#### [PROBLEM TO WORK ON]
Can the data below be set down again exactly, line for line?

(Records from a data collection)
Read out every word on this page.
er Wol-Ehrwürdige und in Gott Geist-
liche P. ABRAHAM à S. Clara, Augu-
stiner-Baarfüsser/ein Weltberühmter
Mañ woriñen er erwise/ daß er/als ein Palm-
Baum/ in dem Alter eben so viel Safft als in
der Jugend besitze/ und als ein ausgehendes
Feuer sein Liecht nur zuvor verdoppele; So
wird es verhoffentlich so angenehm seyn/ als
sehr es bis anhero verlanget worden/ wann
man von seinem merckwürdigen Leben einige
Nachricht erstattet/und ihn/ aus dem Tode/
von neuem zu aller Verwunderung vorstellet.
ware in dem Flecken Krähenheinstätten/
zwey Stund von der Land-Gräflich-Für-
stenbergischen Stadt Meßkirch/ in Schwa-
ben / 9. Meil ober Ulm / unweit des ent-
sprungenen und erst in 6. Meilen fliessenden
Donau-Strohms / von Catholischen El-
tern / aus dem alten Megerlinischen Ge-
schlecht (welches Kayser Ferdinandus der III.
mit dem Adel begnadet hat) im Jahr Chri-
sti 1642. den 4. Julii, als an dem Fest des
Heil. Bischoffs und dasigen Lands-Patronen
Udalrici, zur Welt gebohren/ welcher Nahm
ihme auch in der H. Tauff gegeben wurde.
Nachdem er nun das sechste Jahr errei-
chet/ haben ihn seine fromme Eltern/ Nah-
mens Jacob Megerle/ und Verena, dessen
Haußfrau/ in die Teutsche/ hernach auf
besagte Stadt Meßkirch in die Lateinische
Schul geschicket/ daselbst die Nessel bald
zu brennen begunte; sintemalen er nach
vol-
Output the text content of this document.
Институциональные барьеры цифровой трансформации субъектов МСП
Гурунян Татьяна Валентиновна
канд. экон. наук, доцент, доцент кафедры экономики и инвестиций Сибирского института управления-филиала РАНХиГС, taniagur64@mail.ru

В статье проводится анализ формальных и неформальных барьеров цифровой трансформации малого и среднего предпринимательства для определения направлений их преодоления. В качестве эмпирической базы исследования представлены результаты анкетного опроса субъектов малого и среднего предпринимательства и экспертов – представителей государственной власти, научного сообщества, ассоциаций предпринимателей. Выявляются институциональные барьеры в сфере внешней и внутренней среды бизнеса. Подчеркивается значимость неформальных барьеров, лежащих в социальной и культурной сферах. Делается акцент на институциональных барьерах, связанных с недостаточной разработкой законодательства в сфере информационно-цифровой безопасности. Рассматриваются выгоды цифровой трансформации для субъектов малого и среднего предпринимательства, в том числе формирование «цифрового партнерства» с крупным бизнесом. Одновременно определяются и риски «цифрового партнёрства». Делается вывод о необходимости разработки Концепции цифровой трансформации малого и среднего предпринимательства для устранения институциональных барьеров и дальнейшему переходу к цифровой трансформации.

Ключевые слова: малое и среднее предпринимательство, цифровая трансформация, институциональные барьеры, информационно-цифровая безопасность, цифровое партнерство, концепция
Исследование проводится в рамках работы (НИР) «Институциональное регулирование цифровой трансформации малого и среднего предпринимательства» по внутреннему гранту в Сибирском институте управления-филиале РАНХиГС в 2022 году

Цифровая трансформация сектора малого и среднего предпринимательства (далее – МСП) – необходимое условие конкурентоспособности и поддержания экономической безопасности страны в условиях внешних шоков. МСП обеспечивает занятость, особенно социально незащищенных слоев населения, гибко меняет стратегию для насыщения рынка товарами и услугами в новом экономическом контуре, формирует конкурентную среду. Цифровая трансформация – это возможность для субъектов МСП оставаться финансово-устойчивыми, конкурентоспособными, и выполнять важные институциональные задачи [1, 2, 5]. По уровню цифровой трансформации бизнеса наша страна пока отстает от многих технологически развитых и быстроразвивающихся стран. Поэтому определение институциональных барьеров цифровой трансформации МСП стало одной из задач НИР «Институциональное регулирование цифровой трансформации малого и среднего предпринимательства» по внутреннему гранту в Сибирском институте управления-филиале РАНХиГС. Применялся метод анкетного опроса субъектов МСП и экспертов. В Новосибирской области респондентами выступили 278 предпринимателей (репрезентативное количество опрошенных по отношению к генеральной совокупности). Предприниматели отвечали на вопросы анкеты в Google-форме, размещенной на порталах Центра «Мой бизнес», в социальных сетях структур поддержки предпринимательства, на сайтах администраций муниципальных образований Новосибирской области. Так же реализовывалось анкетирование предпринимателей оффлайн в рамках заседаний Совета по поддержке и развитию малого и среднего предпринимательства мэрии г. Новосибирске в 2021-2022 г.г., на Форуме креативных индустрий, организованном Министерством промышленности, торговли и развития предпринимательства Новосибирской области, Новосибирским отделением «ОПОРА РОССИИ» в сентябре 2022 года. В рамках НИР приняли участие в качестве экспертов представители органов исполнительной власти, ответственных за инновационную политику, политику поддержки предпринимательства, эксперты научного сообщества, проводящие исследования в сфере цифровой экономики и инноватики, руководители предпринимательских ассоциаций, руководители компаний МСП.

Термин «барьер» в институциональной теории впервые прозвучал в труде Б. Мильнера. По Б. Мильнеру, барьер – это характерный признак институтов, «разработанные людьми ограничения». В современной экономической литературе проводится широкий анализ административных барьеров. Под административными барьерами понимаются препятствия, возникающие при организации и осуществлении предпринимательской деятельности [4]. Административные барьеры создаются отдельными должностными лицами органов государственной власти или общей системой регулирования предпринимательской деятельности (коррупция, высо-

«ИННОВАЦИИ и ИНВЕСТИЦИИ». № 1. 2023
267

#### [PROBLEM SOLUTION]
Read out every word on this page.
er Wol-Ehrwürdige und in Gott Geist-
liche P. ABRAHAM à S. Clara, Augu-
stiner-Baarfüsser/ein Weltberühmter
Mañ woriñen er erwise/ daß er/als ein Palm-
Baum/ in dem Alter eben so viel Safft als in
der Jugend besitze/ und als ein ausgehendes
Feuer sein Liecht nur zuvor verdoppele; So
wird es verhoffentlich so angenehm seyn/ als
sehr es bis anhero verlanget worden/ wann
man von seinem merckwürdigen Leben einige
Nachricht erstattet/und ihn/ aus dem Tode/
von neuem zu aller Verwunderung vorstellet.
ware in dem Flecken Krähenheinstätten/
zwey Stund von der Land-Gräflich-Für-
stenbergischen Stadt Meßkirch/ in Schwa-
ben / 9. Meil ober Ulm / unweit des ent-
sprungenen und erst in 6. Meilen fliessenden
Donau-Strohms / von Catholischen El-
tern / aus dem alten Megerlinischen Ge-
schlecht (welches Kayser Ferdinandus der III.
mit dem Adel begnadet hat) im Jahr Chri-
sti 1642. den 4. Julii, als an dem Fest des
Heil. Bischoffs und dasigen Lands-Patronen
Udalrici, zur Welt gebohren/ welcher Nahm
ihme auch in der H. Tauff gegeben wurde.
Nachdem er nun das sechste Jahr errei-
chet/ haben ihn seine fromme Eltern/ Nah-
mens Jacob Megerle/ und Verena, dessen
Haußfrau/ in die Teutsche/ hernach auf
besagte Stadt Meßkirch in die Lateinische
Schul geschicket/ daselbst die Nessel bald
zu brennen begunte; sintemalen er nach
vol-
Output the text content of this document.
Институциональные барьеры цифровой трансформации субъектов МСП
Гурунян Татьяна Валентиновна
канд. экон. наук, доцент, доцент кафедры экономики и инвестиций Сибирского института управления-филиала РАНХиГС, taniagur64@mail.ru

В статье проводится анализ формальных и неформальных барьеров цифровой трансформации малого и среднего предпринимательства для определения направлений их преодоления. В качестве эмпирической базы исследования представлены результаты анкетного опроса субъектов малого и среднего предпринимательства и экспертов – представителей государственной власти, научного сообщества, ассоциаций предпринимателей. Выявляются институциональные барьеры в сфере внешней и внутренней среды бизнеса. Подчеркивается значимость неформальных барьеров, лежащих в социальной и культурной сферах. Делается акцент на институциональных барьерах, связанных с недостаточной разработкой законодательства в сфере информационно-цифровой безопасности. Рассматриваются выгоды цифровой трансформации для субъектов малого и среднего предпринимательства, в том числе формирование «цифрового партнерства» с крупным бизнесом. Одновременно определяются и риски «цифрового партнёрства». Делается вывод о необходимости разработки Концепции цифровой трансформации малого и среднего предпринимательства для устранения институциональных барьеров и дальнейшему переходу к цифровой трансформации.

Ключевые слова: малое и среднее предпринимательство, цифровая трансформация, институциональные барьеры, информационно-цифровая безопасность, цифровое партнерство, концепция
Исследование проводится в рамках работы (НИР) «Институциональное регулирование цифровой трансформации малого и среднего предпринимательства» по внутреннему гранту в Сибирском институте управления-филиале РАНХиГС в 2022 году

Цифровая трансформация сектора малого и среднего предпринимательства (далее – МСП) – необходимое условие конкурентоспособности и поддержания экономической безопасности страны в условиях внешних шоков. МСП обеспечивает занятость, особенно социально незащищенных слоев населения, гибко меняет стратегию для насыщения рынка товарами и услугами в новом экономическом контуре, формирует конкурентную среду. Цифровая трансформация – это возможность для субъектов МСП оставаться финансово-устойчивыми, конкурентоспособными, и выполнять важные институциональные задачи [1, 2, 5]. По уровню цифровой трансформации бизнеса наша страна пока отстает от многих технологически развитых и быстроразвивающихся стран. Поэтому определение институциональных барьеров цифровой трансформации МСП стало одной из задач НИР «Институциональное регулирование цифровой трансформации малого и среднего предпринимательства» по внутреннему гранту в Сибирском институте управления-филиале РАНХиГС. Применялся метод анкетного опроса субъектов МСП и экспертов. В Новосибирской области респондентами выступили 278 предпринимателей (репрезентативное количество опрошенных по отношению к генеральной совокупности). Предприниматели отвечали на вопросы анкеты в Google-форме, размещенной на порталах Центра «Мой бизнес», в социальных сетях структур поддержки предпринимательства, на сайтах администраций муниципальных образований Новосибирской области. Так же реализовывалось анкетирование предпринимателей оффлайн в рамках заседаний Совета по поддержке и развитию малого и среднего предпринимательства мэрии г. Новосибирске в 2021-2022 г.г., на Форуме креативных индустрий, организованном Министерством промышленности, торговли и развития предпринимательства Новосибирской области, Новосибирским отделением «ОПОРА РОССИИ» в сентябре 2022 года. В рамках НИР приняли участие в качестве экспертов представители органов исполнительной власти, ответственных за инновационную политику, политику поддержки предпринимательства, эксперты научного сообщества, проводящие исследования в сфере цифровой экономики и инноватики, руководители предпринимательских ассоциаций, руководители компаний МСП.

Термин «барьер» в институциональной теории впервые прозвучал в труде Б. Мильнера. По Б. Мильнеру, барьер – это характерный признак институтов, «разработанные людьми ограничения». В современной экономической литературе проводится широкий анализ административных барьеров. Под административными барьерами понимаются препятствия, возникающие при организации и осуществлении предпринимательской деятельности [4]. Административные барьеры создаются отдельными должностными лицами органов государственной власти или общей системой регулирования предпринимательской деятельности (коррупция, высо-

«ИННОВАЦИИ и ИНВЕСТИЦИИ». № 1. 2023
267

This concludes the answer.